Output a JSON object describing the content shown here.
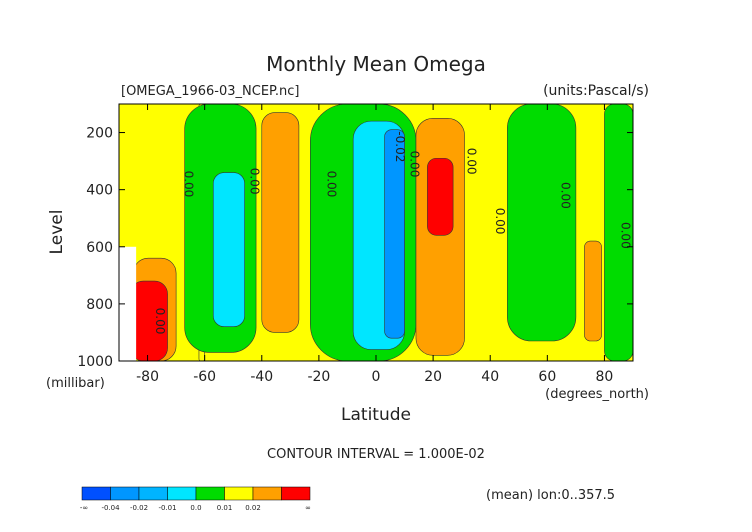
{
  "chart_data": {
    "type": "heatmap",
    "title": "Monthly Mean Omega",
    "file_label": "[OMEGA_1966-03_NCEP.nc]",
    "units_label": "(units:Pascal/s)",
    "xlabel": "Latitude",
    "x_units": "(degrees_north)",
    "ylabel": "Level",
    "y_units": "(millibar)",
    "xlim": [
      -90,
      90
    ],
    "ylim": [
      1000,
      100
    ],
    "x_ticks": [
      -80,
      -60,
      -40,
      -20,
      0,
      20,
      40,
      60,
      80
    ],
    "x_tick_labels": [
      "-80",
      "-60",
      "-40",
      "-20",
      "0",
      "20",
      "40",
      "60",
      "80"
    ],
    "y_ticks": [
      200,
      400,
      600,
      800,
      1000
    ],
    "y_tick_labels": [
      "200",
      "400",
      "600",
      "800",
      "1000"
    ],
    "contour_interval_text": "CONTOUR INTERVAL = 1.000E-02",
    "footer_text": "(mean) lon:0..357.5",
    "contour_labels": [
      {
        "text": "0.00",
        "lat": -67,
        "level": 380
      },
      {
        "text": "0.00",
        "lat": -44,
        "level": 370
      },
      {
        "text": "0.00",
        "lat": -17,
        "level": 380
      },
      {
        "text": "0.00",
        "lat": 12,
        "level": 310
      },
      {
        "text": "-0.02",
        "lat": 7,
        "level": 250
      },
      {
        "text": "0.00",
        "lat": 32,
        "level": 300
      },
      {
        "text": "0.00",
        "lat": 42,
        "level": 510
      },
      {
        "text": "0.00",
        "lat": 65,
        "level": 420
      },
      {
        "text": "0.00",
        "lat": 86,
        "level": 560
      },
      {
        "text": "0.00",
        "lat": -77,
        "level": 860
      }
    ],
    "regions": [
      {
        "band": "0.0 to 0.01",
        "color": "#ffff00",
        "lat": [
          -90,
          90
        ],
        "level": [
          100,
          1000
        ]
      },
      {
        "band": "0.0 to 0.01",
        "color": "#ffff00",
        "lat": [
          -62,
          -60
        ],
        "level": [
          100,
          1000
        ]
      },
      {
        "band": "-0.01 to 0.0",
        "color": "#00dc00",
        "lat": [
          -67,
          -42
        ],
        "level": [
          100,
          970
        ]
      },
      {
        "band": "-0.01 to 0.0",
        "color": "#00dc00",
        "lat": [
          -23,
          14
        ],
        "level": [
          100,
          1000
        ]
      },
      {
        "band": "-0.01 to 0.0",
        "color": "#00dc00",
        "lat": [
          46,
          70
        ],
        "level": [
          100,
          930
        ]
      },
      {
        "band": "-0.01 to 0.0",
        "color": "#00dc00",
        "lat": [
          80,
          90
        ],
        "level": [
          100,
          1000
        ]
      },
      {
        "band": "-0.02 to -0.01",
        "color": "#00e6ff",
        "lat": [
          -57,
          -46
        ],
        "level": [
          340,
          880
        ]
      },
      {
        "band": "-0.02 to -0.01",
        "color": "#00e6ff",
        "lat": [
          -8,
          10
        ],
        "level": [
          160,
          960
        ]
      },
      {
        "band": "-0.04 to -0.02",
        "color": "#0096ff",
        "lat": [
          3,
          10
        ],
        "level": [
          190,
          920
        ]
      },
      {
        "band": "0.01 to 0.02",
        "color": "#ffa000",
        "lat": [
          -40,
          -27
        ],
        "level": [
          130,
          900
        ]
      },
      {
        "band": "0.01 to 0.02",
        "color": "#ffa000",
        "lat": [
          14,
          31
        ],
        "level": [
          150,
          980
        ]
      },
      {
        "band": "0.01 to 0.02",
        "color": "#ffa000",
        "lat": [
          73,
          79
        ],
        "level": [
          580,
          930
        ]
      },
      {
        "band": "0.01 to 0.02",
        "color": "#ffa000",
        "lat": [
          -85,
          -70
        ],
        "level": [
          640,
          1000
        ]
      },
      {
        "band": "> 0.02",
        "color": "#ff0000",
        "lat": [
          18,
          27
        ],
        "level": [
          290,
          560
        ]
      },
      {
        "band": "> 0.02",
        "color": "#ff0000",
        "lat": [
          -86,
          -73
        ],
        "level": [
          720,
          1000
        ]
      }
    ],
    "missing_data_region": {
      "lat": [
        -90,
        -84
      ],
      "level": [
        600,
        1000
      ],
      "color": "#ffffff"
    },
    "colorbar": {
      "colors": [
        "#0050ff",
        "#0096ff",
        "#00b4ff",
        "#00e6ff",
        "#00dc00",
        "#ffff00",
        "#ffa000",
        "#ff0000"
      ],
      "tick_labels": [
        "-∞",
        "-0.04",
        "-0.02",
        "-0.01",
        "0.0",
        "0.01",
        "0.02",
        "∞"
      ]
    }
  }
}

WHAT IS BEING ASKED: Your copy should hold every record word for word and none of the pictures.

THE RESULT:
Output a JSON object describing the content shown here.
{
  "chart_data": {
    "type": "heatmap",
    "title": "Monthly Mean Omega",
    "file_label": "[OMEGA_1966-03_NCEP.nc]",
    "units_label": "(units:Pascal/s)",
    "xlabel": "Latitude",
    "x_units": "(degrees_north)",
    "ylabel": "Level",
    "y_units": "(millibar)",
    "xlim": [
      -90,
      90
    ],
    "ylim": [
      1000,
      100
    ],
    "x_ticks": [
      -80,
      -60,
      -40,
      -20,
      0,
      20,
      40,
      60,
      80
    ],
    "x_tick_labels": [
      "-80",
      "-60",
      "-40",
      "-20",
      "0",
      "20",
      "40",
      "60",
      "80"
    ],
    "y_ticks": [
      200,
      400,
      600,
      800,
      1000
    ],
    "y_tick_labels": [
      "200",
      "400",
      "600",
      "800",
      "1000"
    ],
    "contour_interval_text": "CONTOUR INTERVAL = 1.000E-02",
    "footer_text": "(mean) lon:0..357.5",
    "contour_labels": [
      {
        "text": "0.00",
        "lat": -67,
        "level": 380
      },
      {
        "text": "0.00",
        "lat": -44,
        "level": 370
      },
      {
        "text": "0.00",
        "lat": -17,
        "level": 380
      },
      {
        "text": "0.00",
        "lat": 12,
        "level": 310
      },
      {
        "text": "-0.02",
        "lat": 7,
        "level": 250
      },
      {
        "text": "0.00",
        "lat": 32,
        "level": 300
      },
      {
        "text": "0.00",
        "lat": 42,
        "level": 510
      },
      {
        "text": "0.00",
        "lat": 65,
        "level": 420
      },
      {
        "text": "0.00",
        "lat": 86,
        "level": 560
      },
      {
        "text": "0.00",
        "lat": -77,
        "level": 860
      }
    ],
    "regions": [
      {
        "band": "0.0 to 0.01",
        "color": "#ffff00",
        "lat": [
          -90,
          90
        ],
        "level": [
          100,
          1000
        ]
      },
      {
        "band": "0.0 to 0.01",
        "color": "#ffff00",
        "lat": [
          -62,
          -60
        ],
        "level": [
          100,
          1000
        ]
      },
      {
        "band": "-0.01 to 0.0",
        "color": "#00dc00",
        "lat": [
          -67,
          -42
        ],
        "level": [
          100,
          970
        ]
      },
      {
        "band": "-0.01 to 0.0",
        "color": "#00dc00",
        "lat": [
          -23,
          14
        ],
        "level": [
          100,
          1000
        ]
      },
      {
        "band": "-0.01 to 0.0",
        "color": "#00dc00",
        "lat": [
          46,
          70
        ],
        "level": [
          100,
          930
        ]
      },
      {
        "band": "-0.01 to 0.0",
        "color": "#00dc00",
        "lat": [
          80,
          90
        ],
        "level": [
          100,
          1000
        ]
      },
      {
        "band": "-0.02 to -0.01",
        "color": "#00e6ff",
        "lat": [
          -57,
          -46
        ],
        "level": [
          340,
          880
        ]
      },
      {
        "band": "-0.02 to -0.01",
        "color": "#00e6ff",
        "lat": [
          -8,
          10
        ],
        "level": [
          160,
          960
        ]
      },
      {
        "band": "-0.04 to -0.02",
        "color": "#0096ff",
        "lat": [
          3,
          10
        ],
        "level": [
          190,
          920
        ]
      },
      {
        "band": "0.01 to 0.02",
        "color": "#ffa000",
        "lat": [
          -40,
          -27
        ],
        "level": [
          130,
          900
        ]
      },
      {
        "band": "0.01 to 0.02",
        "color": "#ffa000",
        "lat": [
          14,
          31
        ],
        "level": [
          150,
          980
        ]
      },
      {
        "band": "0.01 to 0.02",
        "color": "#ffa000",
        "lat": [
          73,
          79
        ],
        "level": [
          580,
          930
        ]
      },
      {
        "band": "0.01 to 0.02",
        "color": "#ffa000",
        "lat": [
          -85,
          -70
        ],
        "level": [
          640,
          1000
        ]
      },
      {
        "band": "> 0.02",
        "color": "#ff0000",
        "lat": [
          18,
          27
        ],
        "level": [
          290,
          560
        ]
      },
      {
        "band": "> 0.02",
        "color": "#ff0000",
        "lat": [
          -86,
          -73
        ],
        "level": [
          720,
          1000
        ]
      }
    ],
    "missing_data_region": {
      "lat": [
        -90,
        -84
      ],
      "level": [
        600,
        1000
      ],
      "color": "#ffffff"
    },
    "colorbar": {
      "colors": [
        "#0050ff",
        "#0096ff",
        "#00b4ff",
        "#00e6ff",
        "#00dc00",
        "#ffff00",
        "#ffa000",
        "#ff0000"
      ],
      "tick_labels": [
        "-∞",
        "-0.04",
        "-0.02",
        "-0.01",
        "0.0",
        "0.01",
        "0.02",
        "∞"
      ]
    }
  }
}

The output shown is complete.